### Written exercise
Search the records for the word "deuei" and pick out every line that has it.

^^^^

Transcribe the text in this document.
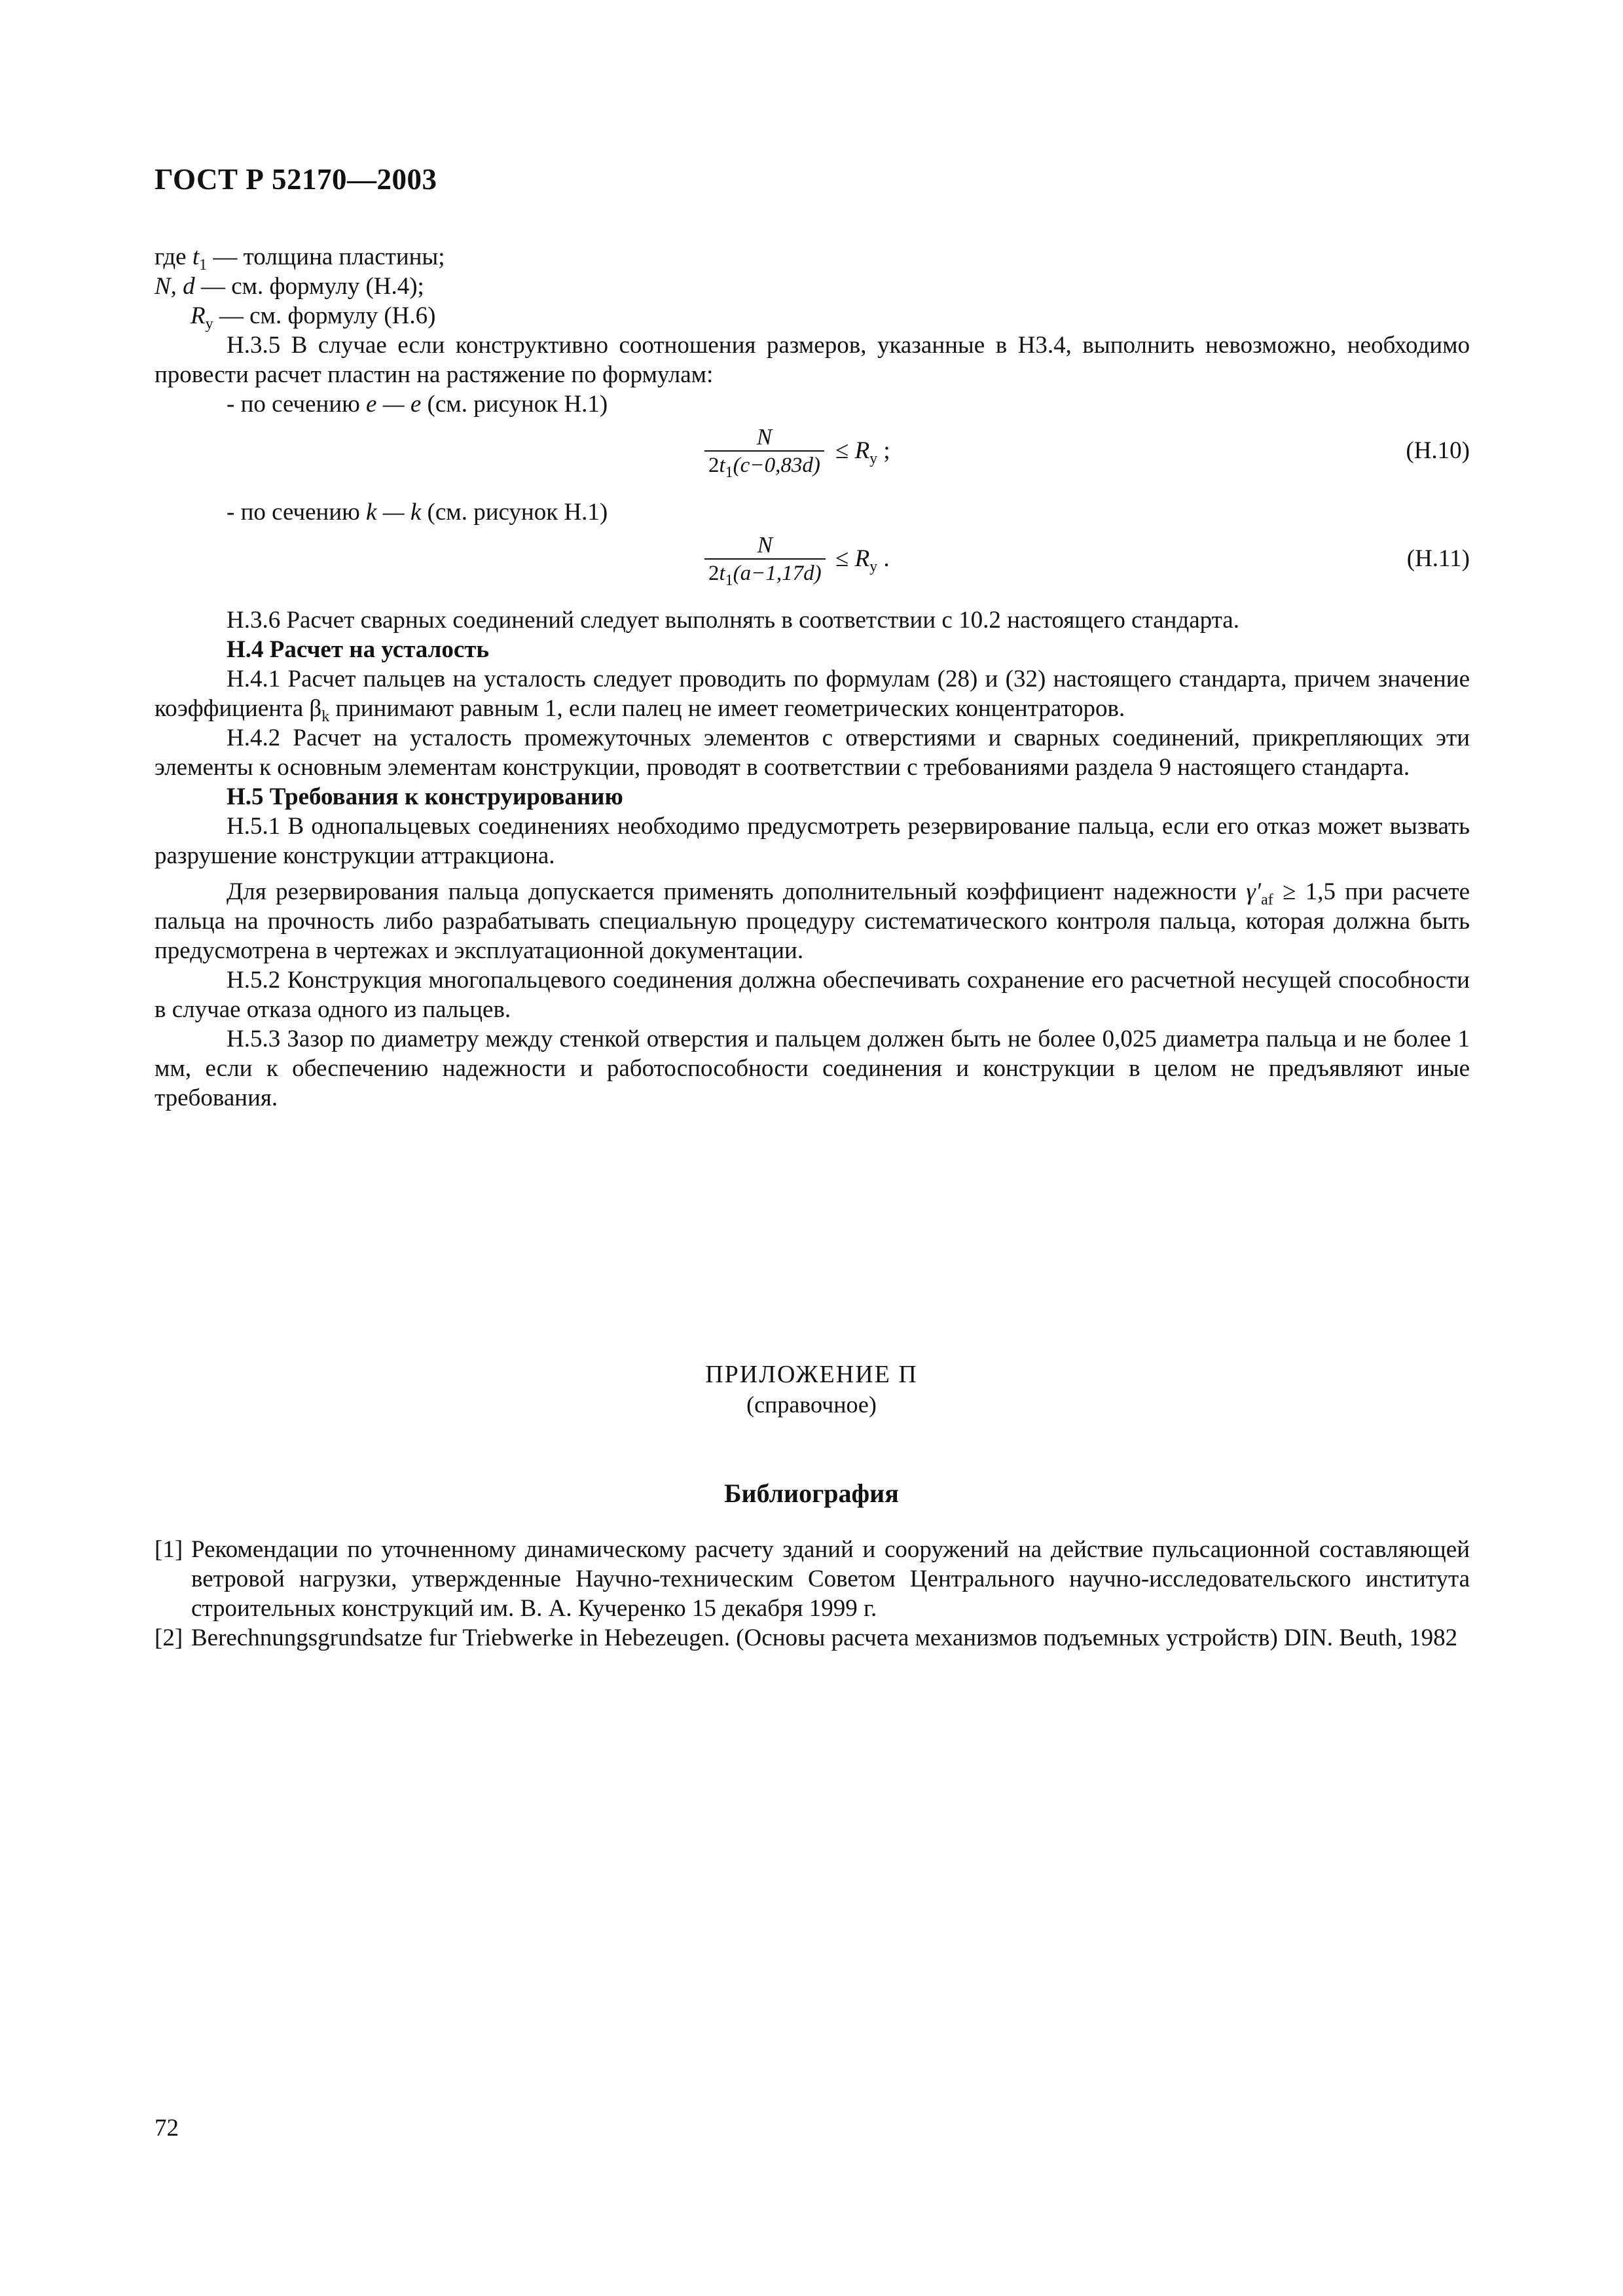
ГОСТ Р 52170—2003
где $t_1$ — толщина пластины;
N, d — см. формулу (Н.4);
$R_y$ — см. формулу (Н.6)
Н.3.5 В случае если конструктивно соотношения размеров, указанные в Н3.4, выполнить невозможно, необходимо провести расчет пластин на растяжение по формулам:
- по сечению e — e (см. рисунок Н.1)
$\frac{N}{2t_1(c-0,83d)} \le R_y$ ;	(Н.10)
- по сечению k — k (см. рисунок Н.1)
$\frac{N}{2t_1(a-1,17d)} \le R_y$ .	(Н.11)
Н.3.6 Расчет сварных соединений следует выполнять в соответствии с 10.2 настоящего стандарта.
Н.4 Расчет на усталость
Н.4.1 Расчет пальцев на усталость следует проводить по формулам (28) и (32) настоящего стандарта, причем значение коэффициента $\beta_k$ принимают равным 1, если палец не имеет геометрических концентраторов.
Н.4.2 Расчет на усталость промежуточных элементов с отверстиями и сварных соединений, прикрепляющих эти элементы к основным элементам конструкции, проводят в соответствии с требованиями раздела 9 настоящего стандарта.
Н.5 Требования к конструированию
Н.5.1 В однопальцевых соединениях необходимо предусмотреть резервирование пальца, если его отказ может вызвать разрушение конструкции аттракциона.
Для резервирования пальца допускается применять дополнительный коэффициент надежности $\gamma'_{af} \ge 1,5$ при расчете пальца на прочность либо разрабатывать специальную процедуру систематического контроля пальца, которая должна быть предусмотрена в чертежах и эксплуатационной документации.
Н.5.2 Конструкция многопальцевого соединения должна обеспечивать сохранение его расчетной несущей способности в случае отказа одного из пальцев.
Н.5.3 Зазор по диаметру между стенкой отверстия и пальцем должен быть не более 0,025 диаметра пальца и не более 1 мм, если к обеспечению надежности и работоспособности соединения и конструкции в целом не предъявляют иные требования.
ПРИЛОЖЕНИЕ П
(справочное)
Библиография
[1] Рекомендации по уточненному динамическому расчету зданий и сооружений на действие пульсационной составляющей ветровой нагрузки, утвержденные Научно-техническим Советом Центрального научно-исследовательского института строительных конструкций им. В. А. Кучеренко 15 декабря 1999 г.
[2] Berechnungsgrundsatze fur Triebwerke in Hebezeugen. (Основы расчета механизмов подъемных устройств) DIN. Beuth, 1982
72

^^^^

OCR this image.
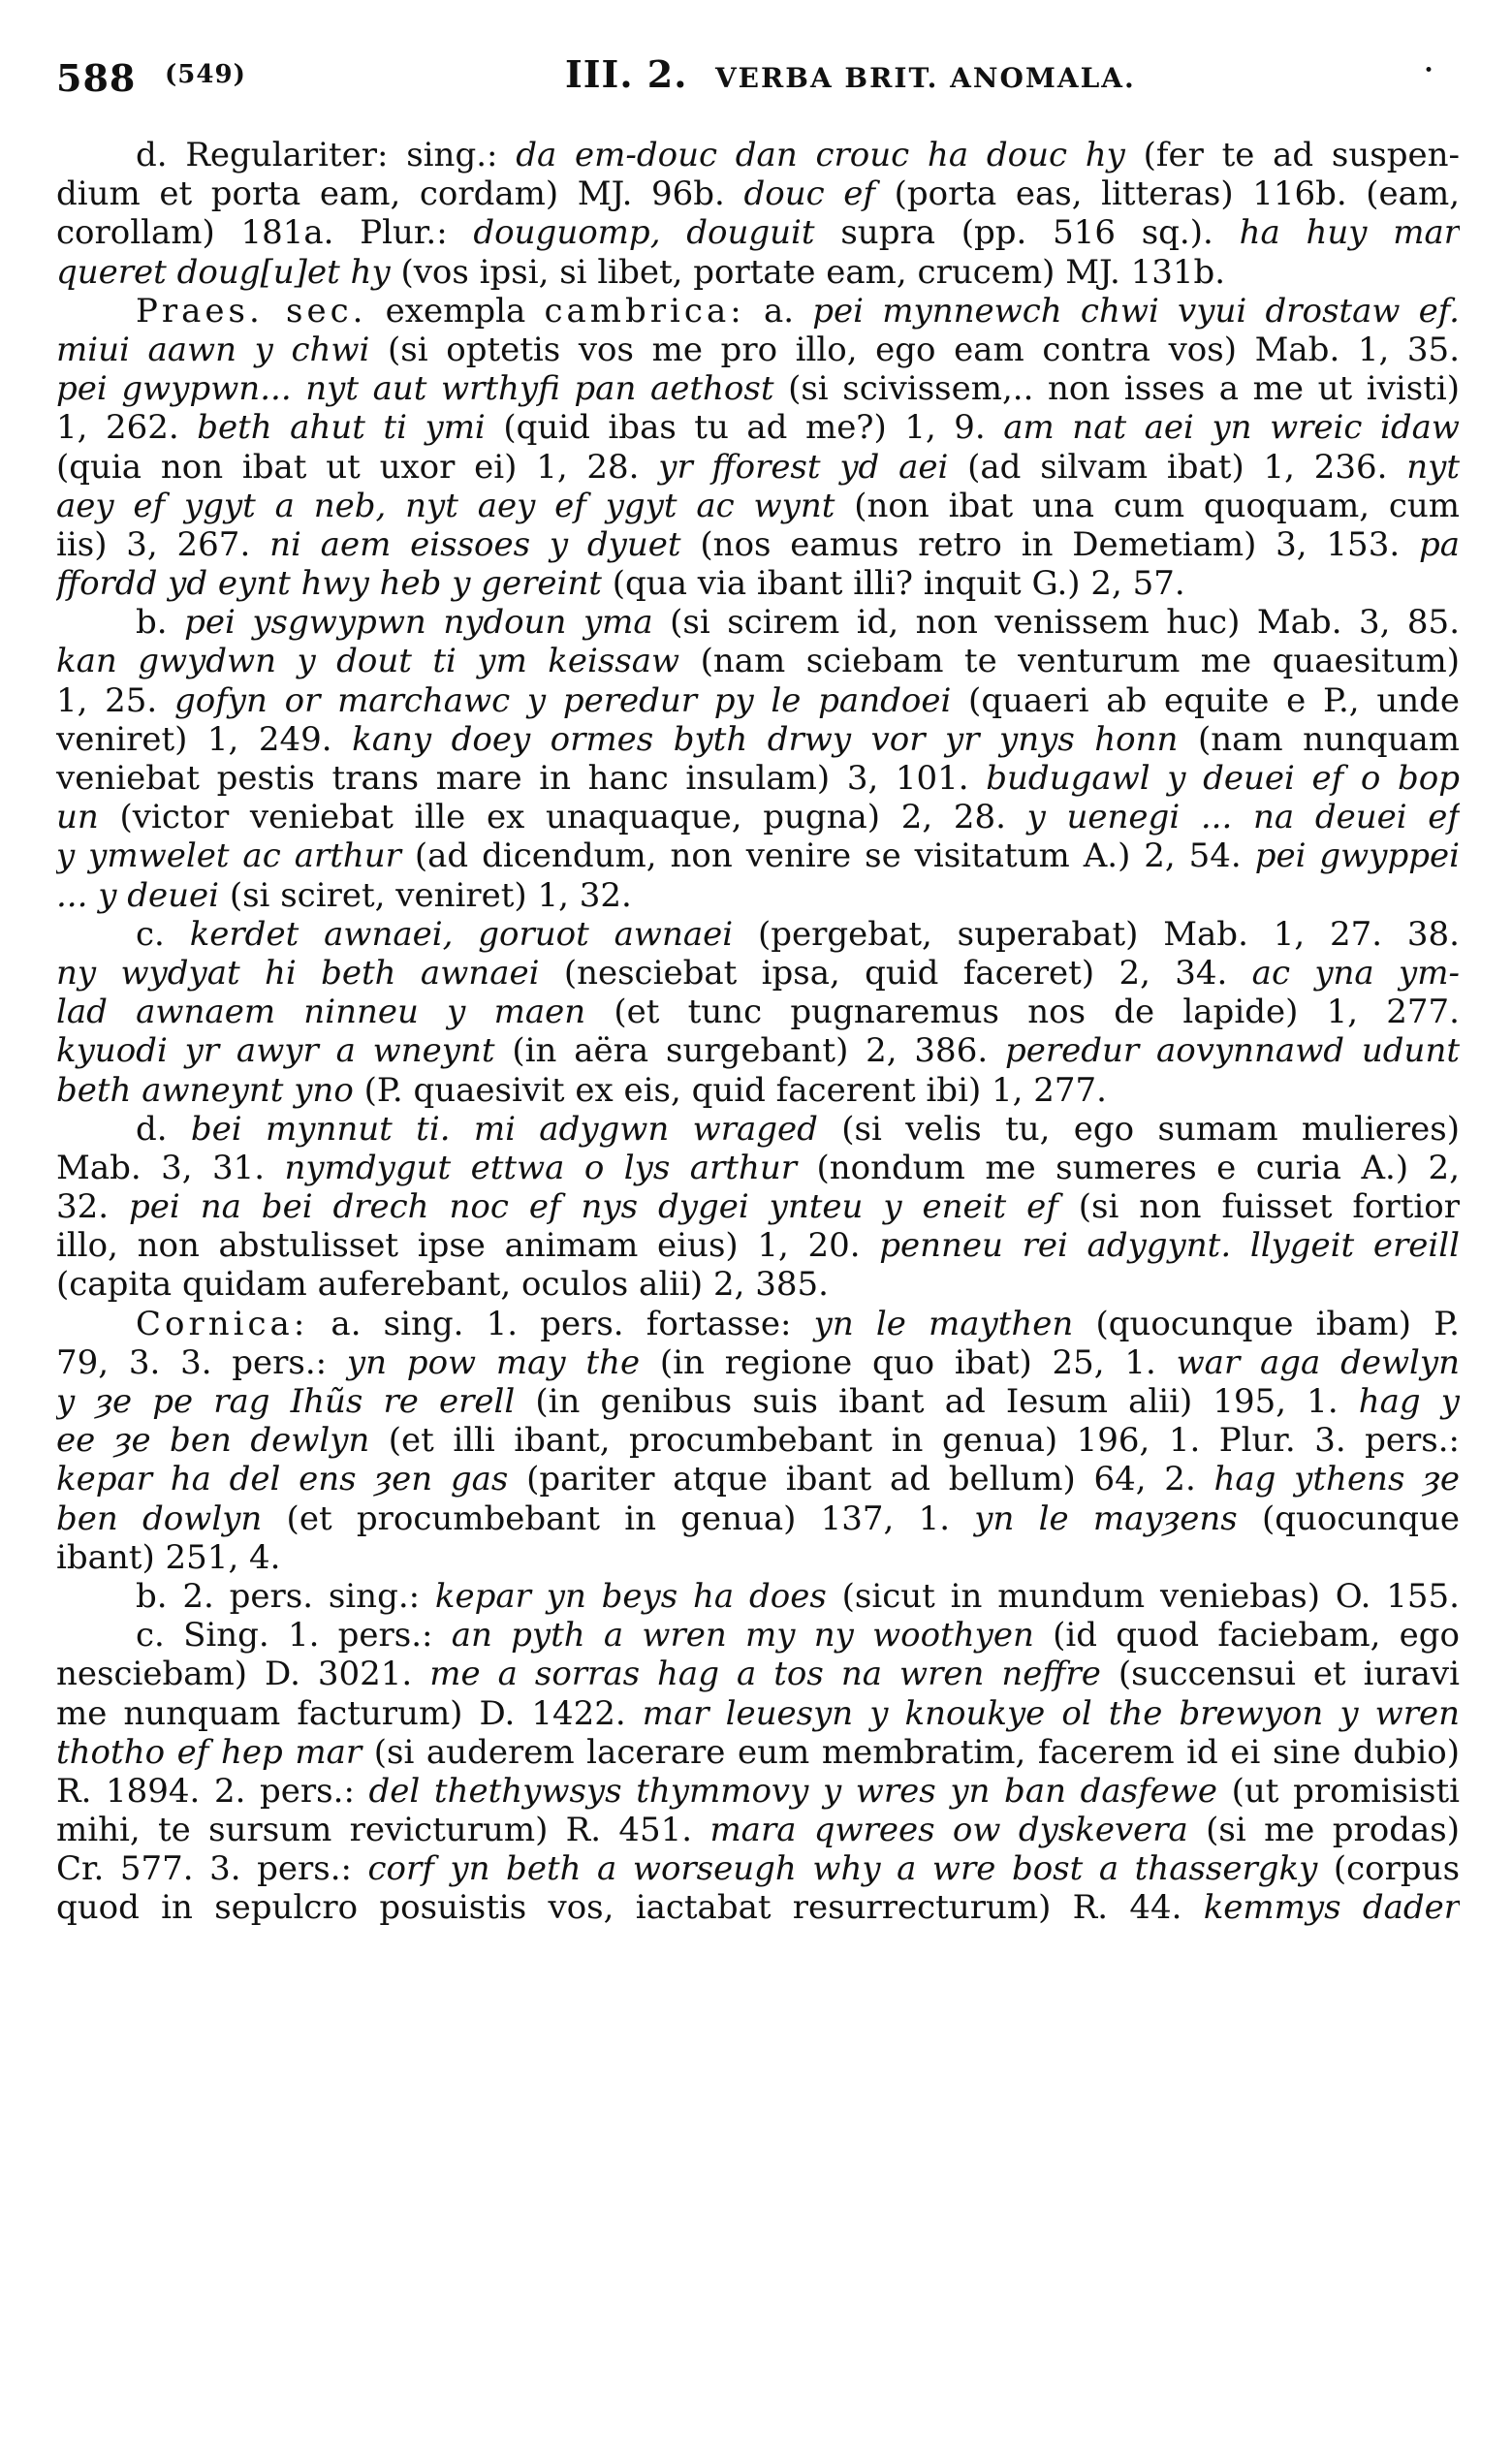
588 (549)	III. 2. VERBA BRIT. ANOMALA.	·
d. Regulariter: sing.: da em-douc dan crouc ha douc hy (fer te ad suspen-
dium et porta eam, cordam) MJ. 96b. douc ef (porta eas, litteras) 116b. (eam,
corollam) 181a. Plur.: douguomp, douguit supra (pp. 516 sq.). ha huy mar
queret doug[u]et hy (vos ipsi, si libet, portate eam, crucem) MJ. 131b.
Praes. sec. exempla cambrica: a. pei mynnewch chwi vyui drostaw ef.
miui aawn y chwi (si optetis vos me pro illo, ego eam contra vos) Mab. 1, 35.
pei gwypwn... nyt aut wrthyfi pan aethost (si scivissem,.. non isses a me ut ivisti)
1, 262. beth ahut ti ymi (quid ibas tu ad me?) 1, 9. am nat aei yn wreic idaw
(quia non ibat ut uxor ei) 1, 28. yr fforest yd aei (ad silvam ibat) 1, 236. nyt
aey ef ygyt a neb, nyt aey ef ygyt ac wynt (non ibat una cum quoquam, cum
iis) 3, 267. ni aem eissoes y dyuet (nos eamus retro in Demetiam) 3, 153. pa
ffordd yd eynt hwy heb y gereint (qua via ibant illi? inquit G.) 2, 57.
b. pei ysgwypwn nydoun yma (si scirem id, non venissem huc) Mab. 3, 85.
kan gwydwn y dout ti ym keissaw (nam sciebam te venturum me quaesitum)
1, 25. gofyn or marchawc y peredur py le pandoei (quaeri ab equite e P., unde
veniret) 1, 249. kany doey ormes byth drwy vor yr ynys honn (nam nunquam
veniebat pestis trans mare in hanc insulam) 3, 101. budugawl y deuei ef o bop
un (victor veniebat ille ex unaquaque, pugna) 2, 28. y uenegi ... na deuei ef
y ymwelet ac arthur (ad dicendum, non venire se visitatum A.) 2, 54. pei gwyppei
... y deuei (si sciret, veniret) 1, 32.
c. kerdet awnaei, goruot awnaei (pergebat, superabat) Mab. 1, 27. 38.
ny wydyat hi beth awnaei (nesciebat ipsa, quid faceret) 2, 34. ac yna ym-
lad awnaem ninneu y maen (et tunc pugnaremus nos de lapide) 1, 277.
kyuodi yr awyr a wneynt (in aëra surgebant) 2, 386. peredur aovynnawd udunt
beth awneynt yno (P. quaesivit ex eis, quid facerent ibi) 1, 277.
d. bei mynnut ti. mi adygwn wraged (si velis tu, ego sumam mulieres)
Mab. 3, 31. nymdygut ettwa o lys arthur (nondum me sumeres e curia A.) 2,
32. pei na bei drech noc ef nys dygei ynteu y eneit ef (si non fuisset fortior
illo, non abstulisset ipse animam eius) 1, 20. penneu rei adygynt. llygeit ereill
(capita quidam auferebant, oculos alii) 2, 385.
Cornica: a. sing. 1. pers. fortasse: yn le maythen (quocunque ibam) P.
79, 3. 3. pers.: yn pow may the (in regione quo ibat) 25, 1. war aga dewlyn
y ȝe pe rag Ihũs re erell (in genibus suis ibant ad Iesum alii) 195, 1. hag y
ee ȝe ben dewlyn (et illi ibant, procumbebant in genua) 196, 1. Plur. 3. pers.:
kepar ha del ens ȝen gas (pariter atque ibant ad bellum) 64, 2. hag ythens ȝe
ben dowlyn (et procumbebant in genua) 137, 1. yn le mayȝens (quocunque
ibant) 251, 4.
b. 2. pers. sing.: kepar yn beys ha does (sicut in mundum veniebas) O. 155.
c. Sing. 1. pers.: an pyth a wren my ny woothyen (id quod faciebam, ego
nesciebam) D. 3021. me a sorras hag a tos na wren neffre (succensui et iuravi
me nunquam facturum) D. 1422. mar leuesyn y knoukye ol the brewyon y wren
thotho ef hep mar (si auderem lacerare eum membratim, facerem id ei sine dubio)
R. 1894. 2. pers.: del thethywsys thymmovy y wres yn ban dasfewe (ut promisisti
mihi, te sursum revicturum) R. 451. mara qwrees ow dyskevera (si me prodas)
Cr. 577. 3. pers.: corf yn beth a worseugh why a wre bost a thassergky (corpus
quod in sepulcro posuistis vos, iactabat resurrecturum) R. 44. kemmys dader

^^^^

### Written response
veniebat pestis trans mare in hanc insulam) 3, 101. budugawl y deuei ef o bop
un (victor veniebat ille ex unaquaque, pugna) 2, 28. y uenegi ... na deuei ef
... y deuei (si sciret, veniret) 1, 32.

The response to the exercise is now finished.